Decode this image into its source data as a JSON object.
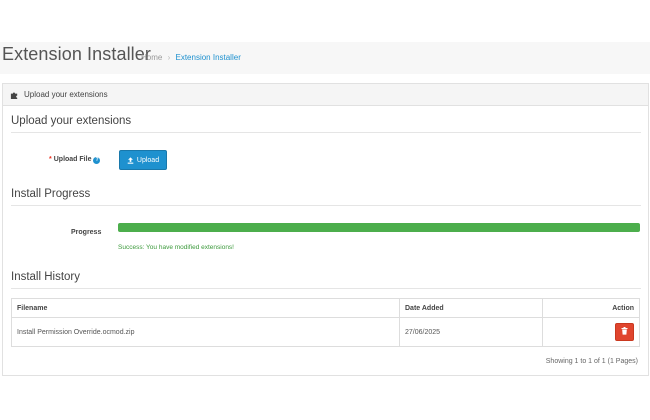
{
  "header": {
    "title": "Extension Installer",
    "breadcrumb": {
      "home": "Home",
      "separator": "›",
      "current": "Extension Installer"
    }
  },
  "panel": {
    "heading_icon": "puzzle-icon",
    "heading": "Upload your extensions"
  },
  "upload_section": {
    "title": "Upload your extensions",
    "required_mark": "*",
    "field_label": "Upload File",
    "info_icon": "question-circle-icon",
    "button_label": "Upload",
    "button_icon": "upload-icon"
  },
  "progress_section": {
    "title": "Install Progress",
    "label": "Progress",
    "progress_fraction": 1.0,
    "status_text": "Success: You have modified extensions!"
  },
  "history_section": {
    "title": "Install History",
    "columns": {
      "filename": "Filename",
      "date_added": "Date Added",
      "action": "Action"
    },
    "rows": [
      {
        "filename": "Install Permission Override.ocmod.zip",
        "date_added": "27/06/2025",
        "action_icon": "trash-icon"
      }
    ],
    "pagination": "Showing 1 to 1 of 1 (1 Pages)"
  },
  "colors": {
    "primary": "#1e91cf",
    "success": "#4cae4c",
    "danger": "#e0452e"
  }
}
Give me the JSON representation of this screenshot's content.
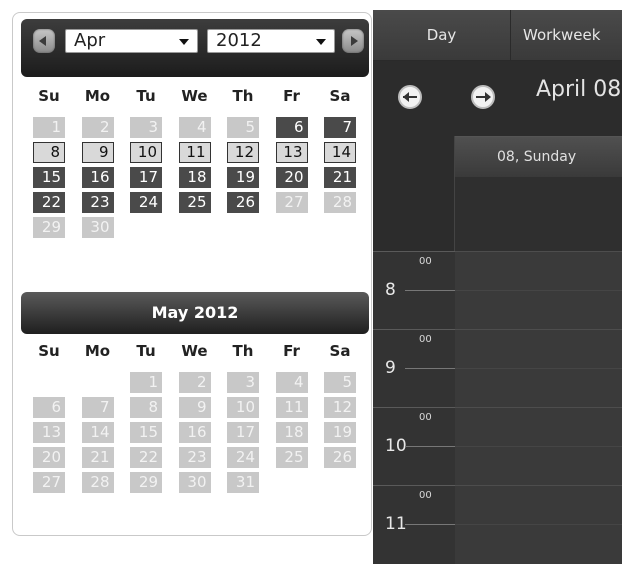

◆ ◆ ◆ ◆

## [Instructions for the task]
Produce an exact copy of each line of data, skipping embedded images.

## [Reply to the exercise]
Decode this image into its source data as a JSON object.
{
  "header": {
    "title": "Extension Installer",
    "breadcrumb": {
      "home": "Home",
      "separator": "›",
      "current": "Extension Installer"
    }
  },
  "panel": {
    "heading_icon": "puzzle-icon",
    "heading": "Upload your extensions"
  },
  "upload_section": {
    "title": "Upload your extensions",
    "required_mark": "*",
    "field_label": "Upload File",
    "info_icon": "question-circle-icon",
    "button_label": "Upload",
    "button_icon": "upload-icon"
  },
  "progress_section": {
    "title": "Install Progress",
    "label": "Progress",
    "progress_fraction": 1.0,
    "status_text": "Success: You have modified extensions!"
  },
  "history_section": {
    "title": "Install History",
    "columns": {
      "filename": "Filename",
      "date_added": "Date Added",
      "action": "Action"
    },
    "rows": [
      {
        "filename": "Install Permission Override.ocmod.zip",
        "date_added": "27/06/2025",
        "action_icon": "trash-icon"
      }
    ],
    "pagination": "Showing 1 to 1 of 1 (1 Pages)"
  },
  "colors": {
    "primary": "#1e91cf",
    "success": "#4cae4c",
    "danger": "#e0452e"
  }
}
Give me the JSON representation of this screenshot's content.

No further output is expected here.